**Provided data**
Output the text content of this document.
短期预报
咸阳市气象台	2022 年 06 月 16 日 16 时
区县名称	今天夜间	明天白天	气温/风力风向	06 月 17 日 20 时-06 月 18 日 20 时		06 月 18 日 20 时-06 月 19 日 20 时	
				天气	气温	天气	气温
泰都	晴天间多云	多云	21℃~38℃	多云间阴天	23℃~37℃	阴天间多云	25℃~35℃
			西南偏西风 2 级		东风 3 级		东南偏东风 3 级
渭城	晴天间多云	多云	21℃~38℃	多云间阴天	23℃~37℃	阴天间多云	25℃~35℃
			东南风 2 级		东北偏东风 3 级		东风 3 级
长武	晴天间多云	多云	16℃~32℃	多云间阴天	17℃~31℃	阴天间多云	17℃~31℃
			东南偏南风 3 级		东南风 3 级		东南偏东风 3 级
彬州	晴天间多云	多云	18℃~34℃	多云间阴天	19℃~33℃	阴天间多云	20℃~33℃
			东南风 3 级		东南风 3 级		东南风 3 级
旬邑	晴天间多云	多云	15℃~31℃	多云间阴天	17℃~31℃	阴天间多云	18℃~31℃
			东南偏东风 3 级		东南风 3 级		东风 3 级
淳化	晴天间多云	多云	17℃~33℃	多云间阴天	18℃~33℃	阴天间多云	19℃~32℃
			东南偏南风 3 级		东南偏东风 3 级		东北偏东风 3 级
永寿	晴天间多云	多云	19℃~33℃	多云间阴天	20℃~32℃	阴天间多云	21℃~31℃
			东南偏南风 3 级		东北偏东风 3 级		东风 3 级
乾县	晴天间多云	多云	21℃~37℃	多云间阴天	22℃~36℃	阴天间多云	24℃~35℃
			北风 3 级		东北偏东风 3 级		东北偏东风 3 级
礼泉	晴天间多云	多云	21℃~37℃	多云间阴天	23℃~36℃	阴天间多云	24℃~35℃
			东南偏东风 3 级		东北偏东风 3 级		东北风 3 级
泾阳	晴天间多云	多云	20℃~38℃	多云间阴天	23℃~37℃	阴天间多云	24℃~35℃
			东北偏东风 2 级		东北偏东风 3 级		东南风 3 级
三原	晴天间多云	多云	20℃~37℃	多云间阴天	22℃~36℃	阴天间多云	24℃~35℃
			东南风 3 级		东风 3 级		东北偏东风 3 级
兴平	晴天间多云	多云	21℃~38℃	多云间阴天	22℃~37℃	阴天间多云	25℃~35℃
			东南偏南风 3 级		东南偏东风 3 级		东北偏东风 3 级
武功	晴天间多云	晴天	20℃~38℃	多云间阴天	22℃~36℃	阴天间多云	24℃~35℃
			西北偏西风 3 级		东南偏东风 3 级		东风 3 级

**Aim**
Give back the whole listing, word for word.

**Exercise answer**
Output the text content of this document.
短期预报
咸阳市气象台	2022 年 06 月 16 日 16 时
区县名称	今天夜间	明天白天	气温/风力风向	06 月 17 日 20 时-06 月 18 日 20 时		06 月 18 日 20 时-06 月 19 日 20 时	
				天气	气温	天气	气温
泰都	晴天间多云	多云	21℃~38℃	多云间阴天	23℃~37℃	阴天间多云	25℃~35℃
			西南偏西风 2 级		东风 3 级		东南偏东风 3 级
渭城	晴天间多云	多云	21℃~38℃	多云间阴天	23℃~37℃	阴天间多云	25℃~35℃
			东南风 2 级		东北偏东风 3 级		东风 3 级
长武	晴天间多云	多云	16℃~32℃	多云间阴天	17℃~31℃	阴天间多云	17℃~31℃
			东南偏南风 3 级		东南风 3 级		东南偏东风 3 级
彬州	晴天间多云	多云	18℃~34℃	多云间阴天	19℃~33℃	阴天间多云	20℃~33℃
			东南风 3 级		东南风 3 级		东南风 3 级
旬邑	晴天间多云	多云	15℃~31℃	多云间阴天	17℃~31℃	阴天间多云	18℃~31℃
			东南偏东风 3 级		东南风 3 级		东风 3 级
淳化	晴天间多云	多云	17℃~33℃	多云间阴天	18℃~33℃	阴天间多云	19℃~32℃
			东南偏南风 3 级		东南偏东风 3 级		东北偏东风 3 级
永寿	晴天间多云	多云	19℃~33℃	多云间阴天	20℃~32℃	阴天间多云	21℃~31℃
			东南偏南风 3 级		东北偏东风 3 级		东风 3 级
乾县	晴天间多云	多云	21℃~37℃	多云间阴天	22℃~36℃	阴天间多云	24℃~35℃
			北风 3 级		东北偏东风 3 级		东北偏东风 3 级
礼泉	晴天间多云	多云	21℃~37℃	多云间阴天	23℃~36℃	阴天间多云	24℃~35℃
			东南偏东风 3 级		东北偏东风 3 级		东北风 3 级
泾阳	晴天间多云	多云	20℃~38℃	多云间阴天	23℃~37℃	阴天间多云	24℃~35℃
			东北偏东风 2 级		东北偏东风 3 级		东南风 3 级
三原	晴天间多云	多云	20℃~37℃	多云间阴天	22℃~36℃	阴天间多云	24℃~35℃
			东南风 3 级		东风 3 级		东北偏东风 3 级
兴平	晴天间多云	多云	21℃~38℃	多云间阴天	22℃~37℃	阴天间多云	25℃~35℃
			东南偏南风 3 级		东南偏东风 3 级		东北偏东风 3 级
武功	晴天间多云	晴天	20℃~38℃	多云间阴天	22℃~36℃	阴天间多云	24℃~35℃
			西北偏西风 3 级		东南偏东风 3 级		东风 3 级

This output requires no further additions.